((

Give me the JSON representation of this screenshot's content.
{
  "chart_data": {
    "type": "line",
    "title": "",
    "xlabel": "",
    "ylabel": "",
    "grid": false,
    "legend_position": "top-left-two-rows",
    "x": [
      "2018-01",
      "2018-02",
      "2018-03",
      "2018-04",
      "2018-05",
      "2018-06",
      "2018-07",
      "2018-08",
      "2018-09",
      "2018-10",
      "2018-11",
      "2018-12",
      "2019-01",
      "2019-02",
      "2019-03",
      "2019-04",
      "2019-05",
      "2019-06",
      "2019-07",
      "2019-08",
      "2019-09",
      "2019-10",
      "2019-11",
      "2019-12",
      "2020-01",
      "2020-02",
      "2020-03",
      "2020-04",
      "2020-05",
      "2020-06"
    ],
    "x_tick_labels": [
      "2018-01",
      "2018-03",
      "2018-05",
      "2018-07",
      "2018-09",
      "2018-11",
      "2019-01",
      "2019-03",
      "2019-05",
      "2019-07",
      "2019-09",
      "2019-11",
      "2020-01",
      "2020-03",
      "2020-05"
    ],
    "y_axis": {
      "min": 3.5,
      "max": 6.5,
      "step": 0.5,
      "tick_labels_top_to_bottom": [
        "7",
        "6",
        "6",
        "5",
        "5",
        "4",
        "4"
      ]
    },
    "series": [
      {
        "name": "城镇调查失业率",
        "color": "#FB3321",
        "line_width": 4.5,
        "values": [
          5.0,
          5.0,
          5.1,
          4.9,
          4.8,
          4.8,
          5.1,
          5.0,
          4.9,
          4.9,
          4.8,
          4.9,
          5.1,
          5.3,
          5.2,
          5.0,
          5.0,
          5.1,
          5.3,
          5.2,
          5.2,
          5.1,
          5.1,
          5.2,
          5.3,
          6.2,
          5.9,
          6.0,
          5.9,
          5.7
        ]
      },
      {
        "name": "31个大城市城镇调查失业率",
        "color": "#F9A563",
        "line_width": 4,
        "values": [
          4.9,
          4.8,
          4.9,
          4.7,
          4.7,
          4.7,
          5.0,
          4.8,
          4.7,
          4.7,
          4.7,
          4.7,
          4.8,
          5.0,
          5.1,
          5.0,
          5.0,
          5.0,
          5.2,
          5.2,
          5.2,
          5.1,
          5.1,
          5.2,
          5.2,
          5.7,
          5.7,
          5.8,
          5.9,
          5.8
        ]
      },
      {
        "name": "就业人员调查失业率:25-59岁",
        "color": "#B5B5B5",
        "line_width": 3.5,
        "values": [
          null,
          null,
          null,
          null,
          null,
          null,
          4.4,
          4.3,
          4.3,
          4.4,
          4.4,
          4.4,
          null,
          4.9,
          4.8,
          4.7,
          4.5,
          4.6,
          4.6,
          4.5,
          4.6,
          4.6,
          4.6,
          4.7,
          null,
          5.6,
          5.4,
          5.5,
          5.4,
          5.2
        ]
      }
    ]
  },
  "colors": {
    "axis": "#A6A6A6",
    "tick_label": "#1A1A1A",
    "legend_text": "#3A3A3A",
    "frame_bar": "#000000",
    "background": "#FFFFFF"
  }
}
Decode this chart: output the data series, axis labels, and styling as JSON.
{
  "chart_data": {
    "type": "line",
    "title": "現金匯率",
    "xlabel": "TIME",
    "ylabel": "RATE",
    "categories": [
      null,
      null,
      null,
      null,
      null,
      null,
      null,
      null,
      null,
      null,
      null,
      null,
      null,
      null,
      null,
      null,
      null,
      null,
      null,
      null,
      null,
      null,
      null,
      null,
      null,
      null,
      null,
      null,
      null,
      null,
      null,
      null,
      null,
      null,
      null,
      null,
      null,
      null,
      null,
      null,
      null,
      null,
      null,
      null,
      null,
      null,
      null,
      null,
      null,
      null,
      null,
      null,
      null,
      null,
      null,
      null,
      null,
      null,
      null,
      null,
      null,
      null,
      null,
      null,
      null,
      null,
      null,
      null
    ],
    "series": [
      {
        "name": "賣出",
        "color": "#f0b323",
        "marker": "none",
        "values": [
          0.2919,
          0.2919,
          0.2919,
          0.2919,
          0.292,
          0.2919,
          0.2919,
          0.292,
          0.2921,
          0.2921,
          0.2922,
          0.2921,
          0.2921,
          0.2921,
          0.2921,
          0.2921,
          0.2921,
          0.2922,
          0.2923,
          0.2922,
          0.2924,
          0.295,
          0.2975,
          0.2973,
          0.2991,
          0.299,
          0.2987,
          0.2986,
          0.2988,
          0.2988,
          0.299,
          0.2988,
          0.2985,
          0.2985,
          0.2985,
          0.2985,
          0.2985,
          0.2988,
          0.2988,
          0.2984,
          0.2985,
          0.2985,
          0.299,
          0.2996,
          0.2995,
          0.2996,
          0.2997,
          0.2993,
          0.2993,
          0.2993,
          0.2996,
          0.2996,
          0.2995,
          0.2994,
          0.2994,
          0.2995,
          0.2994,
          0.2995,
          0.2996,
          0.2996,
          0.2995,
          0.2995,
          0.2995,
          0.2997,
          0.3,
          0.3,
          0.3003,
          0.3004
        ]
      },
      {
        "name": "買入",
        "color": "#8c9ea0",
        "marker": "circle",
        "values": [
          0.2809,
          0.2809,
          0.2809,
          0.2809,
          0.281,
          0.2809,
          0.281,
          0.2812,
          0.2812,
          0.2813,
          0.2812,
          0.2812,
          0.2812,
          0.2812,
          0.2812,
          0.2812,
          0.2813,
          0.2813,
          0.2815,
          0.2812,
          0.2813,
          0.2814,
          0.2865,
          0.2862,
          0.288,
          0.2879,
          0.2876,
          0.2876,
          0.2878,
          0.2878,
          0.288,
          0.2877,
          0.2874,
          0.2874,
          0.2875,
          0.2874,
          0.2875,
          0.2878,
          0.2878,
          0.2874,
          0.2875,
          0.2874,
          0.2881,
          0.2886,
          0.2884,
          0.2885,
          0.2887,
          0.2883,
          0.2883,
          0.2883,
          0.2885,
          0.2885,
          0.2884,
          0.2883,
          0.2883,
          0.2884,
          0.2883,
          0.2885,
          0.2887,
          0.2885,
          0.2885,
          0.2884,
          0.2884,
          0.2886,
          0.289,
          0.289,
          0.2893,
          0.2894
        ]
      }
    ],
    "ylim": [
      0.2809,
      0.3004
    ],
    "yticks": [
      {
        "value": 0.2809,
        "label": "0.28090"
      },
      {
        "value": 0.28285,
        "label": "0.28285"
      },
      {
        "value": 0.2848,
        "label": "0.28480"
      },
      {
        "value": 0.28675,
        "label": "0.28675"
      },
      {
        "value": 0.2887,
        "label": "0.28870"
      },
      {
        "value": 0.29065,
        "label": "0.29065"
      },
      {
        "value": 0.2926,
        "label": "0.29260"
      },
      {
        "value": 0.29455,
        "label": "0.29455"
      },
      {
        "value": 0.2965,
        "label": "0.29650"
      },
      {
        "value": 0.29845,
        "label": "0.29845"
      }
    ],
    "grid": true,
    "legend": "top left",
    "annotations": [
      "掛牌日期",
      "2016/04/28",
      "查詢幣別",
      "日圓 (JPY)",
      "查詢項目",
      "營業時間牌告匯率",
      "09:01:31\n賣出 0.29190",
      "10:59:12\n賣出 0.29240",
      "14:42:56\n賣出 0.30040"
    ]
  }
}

))

**EXERCISE:** Write out every record verbatim.

**ANSWER FOR THE TASK:**
Give me the JSON representation of this screenshot's content.
{
  "chart_data": {
    "type": "line",
    "title": "",
    "xlabel": "",
    "ylabel": "",
    "grid": false,
    "legend_position": "top-left-two-rows",
    "x": [
      "2018-01",
      "2018-02",
      "2018-03",
      "2018-04",
      "2018-05",
      "2018-06",
      "2018-07",
      "2018-08",
      "2018-09",
      "2018-10",
      "2018-11",
      "2018-12",
      "2019-01",
      "2019-02",
      "2019-03",
      "2019-04",
      "2019-05",
      "2019-06",
      "2019-07",
      "2019-08",
      "2019-09",
      "2019-10",
      "2019-11",
      "2019-12",
      "2020-01",
      "2020-02",
      "2020-03",
      "2020-04",
      "2020-05",
      "2020-06"
    ],
    "x_tick_labels": [
      "2018-01",
      "2018-03",
      "2018-05",
      "2018-07",
      "2018-09",
      "2018-11",
      "2019-01",
      "2019-03",
      "2019-05",
      "2019-07",
      "2019-09",
      "2019-11",
      "2020-01",
      "2020-03",
      "2020-05"
    ],
    "y_axis": {
      "min": 3.5,
      "max": 6.5,
      "step": 0.5,
      "tick_labels_top_to_bottom": [
        "7",
        "6",
        "6",
        "5",
        "5",
        "4",
        "4"
      ]
    },
    "series": [
      {
        "name": "城镇调查失业率",
        "color": "#FB3321",
        "line_width": 4.5,
        "values": [
          5.0,
          5.0,
          5.1,
          4.9,
          4.8,
          4.8,
          5.1,
          5.0,
          4.9,
          4.9,
          4.8,
          4.9,
          5.1,
          5.3,
          5.2,
          5.0,
          5.0,
          5.1,
          5.3,
          5.2,
          5.2,
          5.1,
          5.1,
          5.2,
          5.3,
          6.2,
          5.9,
          6.0,
          5.9,
          5.7
        ]
      },
      {
        "name": "31个大城市城镇调查失业率",
        "color": "#F9A563",
        "line_width": 4,
        "values": [
          4.9,
          4.8,
          4.9,
          4.7,
          4.7,
          4.7,
          5.0,
          4.8,
          4.7,
          4.7,
          4.7,
          4.7,
          4.8,
          5.0,
          5.1,
          5.0,
          5.0,
          5.0,
          5.2,
          5.2,
          5.2,
          5.1,
          5.1,
          5.2,
          5.2,
          5.7,
          5.7,
          5.8,
          5.9,
          5.8
        ]
      },
      {
        "name": "就业人员调查失业率:25-59岁",
        "color": "#B5B5B5",
        "line_width": 3.5,
        "values": [
          null,
          null,
          null,
          null,
          null,
          null,
          4.4,
          4.3,
          4.3,
          4.4,
          4.4,
          4.4,
          null,
          4.9,
          4.8,
          4.7,
          4.5,
          4.6,
          4.6,
          4.5,
          4.6,
          4.6,
          4.6,
          4.7,
          null,
          5.6,
          5.4,
          5.5,
          5.4,
          5.2
        ]
      }
    ]
  },
  "colors": {
    "axis": "#A6A6A6",
    "tick_label": "#1A1A1A",
    "legend_text": "#3A3A3A",
    "frame_bar": "#000000",
    "background": "#FFFFFF"
  }
}
Decode this chart: output the data series, axis labels, and styling as JSON.
{
  "chart_data": {
    "type": "line",
    "title": "現金匯率",
    "xlabel": "TIME",
    "ylabel": "RATE",
    "categories": [
      null,
      null,
      null,
      null,
      null,
      null,
      null,
      null,
      null,
      null,
      null,
      null,
      null,
      null,
      null,
      null,
      null,
      null,
      null,
      null,
      null,
      null,
      null,
      null,
      null,
      null,
      null,
      null,
      null,
      null,
      null,
      null,
      null,
      null,
      null,
      null,
      null,
      null,
      null,
      null,
      null,
      null,
      null,
      null,
      null,
      null,
      null,
      null,
      null,
      null,
      null,
      null,
      null,
      null,
      null,
      null,
      null,
      null,
      null,
      null,
      null,
      null,
      null,
      null,
      null,
      null,
      null,
      null
    ],
    "series": [
      {
        "name": "賣出",
        "color": "#f0b323",
        "marker": "none",
        "values": [
          0.2919,
          0.2919,
          0.2919,
          0.2919,
          0.292,
          0.2919,
          0.2919,
          0.292,
          0.2921,
          0.2921,
          0.2922,
          0.2921,
          0.2921,
          0.2921,
          0.2921,
          0.2921,
          0.2921,
          0.2922,
          0.2923,
          0.2922,
          0.2924,
          0.295,
          0.2975,
          0.2973,
          0.2991,
          0.299,
          0.2987,
          0.2986,
          0.2988,
          0.2988,
          0.299,
          0.2988,
          0.2985,
          0.2985,
          0.2985,
          0.2985,
          0.2985,
          0.2988,
          0.2988,
          0.2984,
          0.2985,
          0.2985,
          0.299,
          0.2996,
          0.2995,
          0.2996,
          0.2997,
          0.2993,
          0.2993,
          0.2993,
          0.2996,
          0.2996,
          0.2995,
          0.2994,
          0.2994,
          0.2995,
          0.2994,
          0.2995,
          0.2996,
          0.2996,
          0.2995,
          0.2995,
          0.2995,
          0.2997,
          0.3,
          0.3,
          0.3003,
          0.3004
        ]
      },
      {
        "name": "買入",
        "color": "#8c9ea0",
        "marker": "circle",
        "values": [
          0.2809,
          0.2809,
          0.2809,
          0.2809,
          0.281,
          0.2809,
          0.281,
          0.2812,
          0.2812,
          0.2813,
          0.2812,
          0.2812,
          0.2812,
          0.2812,
          0.2812,
          0.2812,
          0.2813,
          0.2813,
          0.2815,
          0.2812,
          0.2813,
          0.2814,
          0.2865,
          0.2862,
          0.288,
          0.2879,
          0.2876,
          0.2876,
          0.2878,
          0.2878,
          0.288,
          0.2877,
          0.2874,
          0.2874,
          0.2875,
          0.2874,
          0.2875,
          0.2878,
          0.2878,
          0.2874,
          0.2875,
          0.2874,
          0.2881,
          0.2886,
          0.2884,
          0.2885,
          0.2887,
          0.2883,
          0.2883,
          0.2883,
          0.2885,
          0.2885,
          0.2884,
          0.2883,
          0.2883,
          0.2884,
          0.2883,
          0.2885,
          0.2887,
          0.2885,
          0.2885,
          0.2884,
          0.2884,
          0.2886,
          0.289,
          0.289,
          0.2893,
          0.2894
        ]
      }
    ],
    "ylim": [
      0.2809,
      0.3004
    ],
    "yticks": [
      {
        "value": 0.2809,
        "label": "0.28090"
      },
      {
        "value": 0.28285,
        "label": "0.28285"
      },
      {
        "value": 0.2848,
        "label": "0.28480"
      },
      {
        "value": 0.28675,
        "label": "0.28675"
      },
      {
        "value": 0.2887,
        "label": "0.28870"
      },
      {
        "value": 0.29065,
        "label": "0.29065"
      },
      {
        "value": 0.2926,
        "label": "0.29260"
      },
      {
        "value": 0.29455,
        "label": "0.29455"
      },
      {
        "value": 0.2965,
        "label": "0.29650"
      },
      {
        "value": 0.29845,
        "label": "0.29845"
      }
    ],
    "grid": true,
    "legend": "top left",
    "annotations": [
      "掛牌日期",
      "2016/04/28",
      "查詢幣別",
      "日圓 (JPY)",
      "查詢項目",
      "營業時間牌告匯率",
      "09:01:31\n賣出 0.29190",
      "10:59:12\n賣出 0.29240",
      "14:42:56\n賣出 0.30040"
    ]
  }
}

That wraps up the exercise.